[Start GIVEN RECORDS]

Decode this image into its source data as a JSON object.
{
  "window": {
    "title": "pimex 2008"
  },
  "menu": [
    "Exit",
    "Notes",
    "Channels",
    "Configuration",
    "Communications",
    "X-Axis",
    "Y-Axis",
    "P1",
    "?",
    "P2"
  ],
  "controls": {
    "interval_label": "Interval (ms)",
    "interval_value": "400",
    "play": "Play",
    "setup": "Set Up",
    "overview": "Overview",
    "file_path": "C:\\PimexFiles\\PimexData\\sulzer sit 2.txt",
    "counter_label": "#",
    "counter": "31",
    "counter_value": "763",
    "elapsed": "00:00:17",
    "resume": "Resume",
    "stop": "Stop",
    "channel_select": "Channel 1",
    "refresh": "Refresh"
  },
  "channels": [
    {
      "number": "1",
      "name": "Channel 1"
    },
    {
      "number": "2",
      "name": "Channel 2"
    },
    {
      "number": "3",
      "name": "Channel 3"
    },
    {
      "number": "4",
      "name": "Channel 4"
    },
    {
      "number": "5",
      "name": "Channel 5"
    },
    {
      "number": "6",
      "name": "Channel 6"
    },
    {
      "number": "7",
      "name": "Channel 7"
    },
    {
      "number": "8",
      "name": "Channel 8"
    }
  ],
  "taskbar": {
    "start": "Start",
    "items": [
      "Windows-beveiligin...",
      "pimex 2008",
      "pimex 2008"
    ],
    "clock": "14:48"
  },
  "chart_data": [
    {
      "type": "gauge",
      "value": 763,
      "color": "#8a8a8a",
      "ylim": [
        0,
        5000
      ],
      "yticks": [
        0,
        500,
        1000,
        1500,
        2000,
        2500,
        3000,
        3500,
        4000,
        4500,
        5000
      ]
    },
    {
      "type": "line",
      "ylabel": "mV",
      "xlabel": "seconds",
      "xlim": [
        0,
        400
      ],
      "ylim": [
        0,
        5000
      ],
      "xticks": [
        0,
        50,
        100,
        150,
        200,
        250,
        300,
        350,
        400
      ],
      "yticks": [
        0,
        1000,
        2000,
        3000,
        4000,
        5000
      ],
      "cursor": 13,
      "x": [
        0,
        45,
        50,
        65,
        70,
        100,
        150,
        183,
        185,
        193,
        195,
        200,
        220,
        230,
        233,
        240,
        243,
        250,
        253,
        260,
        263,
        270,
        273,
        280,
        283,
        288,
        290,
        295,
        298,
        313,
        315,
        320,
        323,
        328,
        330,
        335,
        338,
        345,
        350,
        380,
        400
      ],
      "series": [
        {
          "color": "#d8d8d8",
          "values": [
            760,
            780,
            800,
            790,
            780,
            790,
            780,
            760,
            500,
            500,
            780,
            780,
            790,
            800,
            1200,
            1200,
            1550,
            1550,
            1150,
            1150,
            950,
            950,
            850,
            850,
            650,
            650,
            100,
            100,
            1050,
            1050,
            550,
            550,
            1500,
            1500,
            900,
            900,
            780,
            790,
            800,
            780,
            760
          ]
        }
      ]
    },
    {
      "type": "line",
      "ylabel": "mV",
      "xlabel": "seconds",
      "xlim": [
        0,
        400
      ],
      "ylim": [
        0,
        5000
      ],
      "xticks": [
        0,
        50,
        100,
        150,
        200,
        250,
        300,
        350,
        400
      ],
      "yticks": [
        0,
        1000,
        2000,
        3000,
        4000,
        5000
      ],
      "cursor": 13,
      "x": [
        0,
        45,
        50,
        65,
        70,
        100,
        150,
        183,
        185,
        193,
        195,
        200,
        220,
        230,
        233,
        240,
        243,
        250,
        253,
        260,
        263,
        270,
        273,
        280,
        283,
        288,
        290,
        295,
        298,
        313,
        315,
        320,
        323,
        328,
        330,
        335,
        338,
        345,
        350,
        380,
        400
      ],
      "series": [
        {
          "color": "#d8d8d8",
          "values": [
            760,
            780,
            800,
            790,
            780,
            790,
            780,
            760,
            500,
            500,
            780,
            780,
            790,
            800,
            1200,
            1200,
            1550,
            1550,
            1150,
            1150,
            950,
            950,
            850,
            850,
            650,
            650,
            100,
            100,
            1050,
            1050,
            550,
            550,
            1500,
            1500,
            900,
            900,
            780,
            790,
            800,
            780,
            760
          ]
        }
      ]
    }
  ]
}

[End GIVEN RECORDS]

→ STATED PROBLEM
Exactly reproduce every record.

→ OUTPUT FOR THIS TASK
Decode this image into its source data as a JSON object.
{
  "window": {
    "title": "pimex 2008"
  },
  "menu": [
    "Exit",
    "Notes",
    "Channels",
    "Configuration",
    "Communications",
    "X-Axis",
    "Y-Axis",
    "P1",
    "?",
    "P2"
  ],
  "controls": {
    "interval_label": "Interval (ms)",
    "interval_value": "400",
    "play": "Play",
    "setup": "Set Up",
    "overview": "Overview",
    "file_path": "C:\\PimexFiles\\PimexData\\sulzer sit 2.txt",
    "counter_label": "#",
    "counter": "31",
    "counter_value": "763",
    "elapsed": "00:00:17",
    "resume": "Resume",
    "stop": "Stop",
    "channel_select": "Channel 1",
    "refresh": "Refresh"
  },
  "channels": [
    {
      "number": "1",
      "name": "Channel 1"
    },
    {
      "number": "2",
      "name": "Channel 2"
    },
    {
      "number": "3",
      "name": "Channel 3"
    },
    {
      "number": "4",
      "name": "Channel 4"
    },
    {
      "number": "5",
      "name": "Channel 5"
    },
    {
      "number": "6",
      "name": "Channel 6"
    },
    {
      "number": "7",
      "name": "Channel 7"
    },
    {
      "number": "8",
      "name": "Channel 8"
    }
  ],
  "taskbar": {
    "start": "Start",
    "items": [
      "Windows-beveiligin...",
      "pimex 2008",
      "pimex 2008"
    ],
    "clock": "14:48"
  },
  "chart_data": [
    {
      "type": "gauge",
      "value": 763,
      "color": "#8a8a8a",
      "ylim": [
        0,
        5000
      ],
      "yticks": [
        0,
        500,
        1000,
        1500,
        2000,
        2500,
        3000,
        3500,
        4000,
        4500,
        5000
      ]
    },
    {
      "type": "line",
      "ylabel": "mV",
      "xlabel": "seconds",
      "xlim": [
        0,
        400
      ],
      "ylim": [
        0,
        5000
      ],
      "xticks": [
        0,
        50,
        100,
        150,
        200,
        250,
        300,
        350,
        400
      ],
      "yticks": [
        0,
        1000,
        2000,
        3000,
        4000,
        5000
      ],
      "cursor": 13,
      "x": [
        0,
        45,
        50,
        65,
        70,
        100,
        150,
        183,
        185,
        193,
        195,
        200,
        220,
        230,
        233,
        240,
        243,
        250,
        253,
        260,
        263,
        270,
        273,
        280,
        283,
        288,
        290,
        295,
        298,
        313,
        315,
        320,
        323,
        328,
        330,
        335,
        338,
        345,
        350,
        380,
        400
      ],
      "series": [
        {
          "color": "#d8d8d8",
          "values": [
            760,
            780,
            800,
            790,
            780,
            790,
            780,
            760,
            500,
            500,
            780,
            780,
            790,
            800,
            1200,
            1200,
            1550,
            1550,
            1150,
            1150,
            950,
            950,
            850,
            850,
            650,
            650,
            100,
            100,
            1050,
            1050,
            550,
            550,
            1500,
            1500,
            900,
            900,
            780,
            790,
            800,
            780,
            760
          ]
        }
      ]
    },
    {
      "type": "line",
      "ylabel": "mV",
      "xlabel": "seconds",
      "xlim": [
        0,
        400
      ],
      "ylim": [
        0,
        5000
      ],
      "xticks": [
        0,
        50,
        100,
        150,
        200,
        250,
        300,
        350,
        400
      ],
      "yticks": [
        0,
        1000,
        2000,
        3000,
        4000,
        5000
      ],
      "cursor": 13,
      "x": [
        0,
        45,
        50,
        65,
        70,
        100,
        150,
        183,
        185,
        193,
        195,
        200,
        220,
        230,
        233,
        240,
        243,
        250,
        253,
        260,
        263,
        270,
        273,
        280,
        283,
        288,
        290,
        295,
        298,
        313,
        315,
        320,
        323,
        328,
        330,
        335,
        338,
        345,
        350,
        380,
        400
      ],
      "series": [
        {
          "color": "#d8d8d8",
          "values": [
            760,
            780,
            800,
            790,
            780,
            790,
            780,
            760,
            500,
            500,
            780,
            780,
            790,
            800,
            1200,
            1200,
            1550,
            1550,
            1150,
            1150,
            950,
            950,
            850,
            850,
            650,
            650,
            100,
            100,
            1050,
            1050,
            550,
            550,
            1500,
            1500,
            900,
            900,
            780,
            790,
            800,
            780,
            760
          ]
        }
      ]
    }
  ]
}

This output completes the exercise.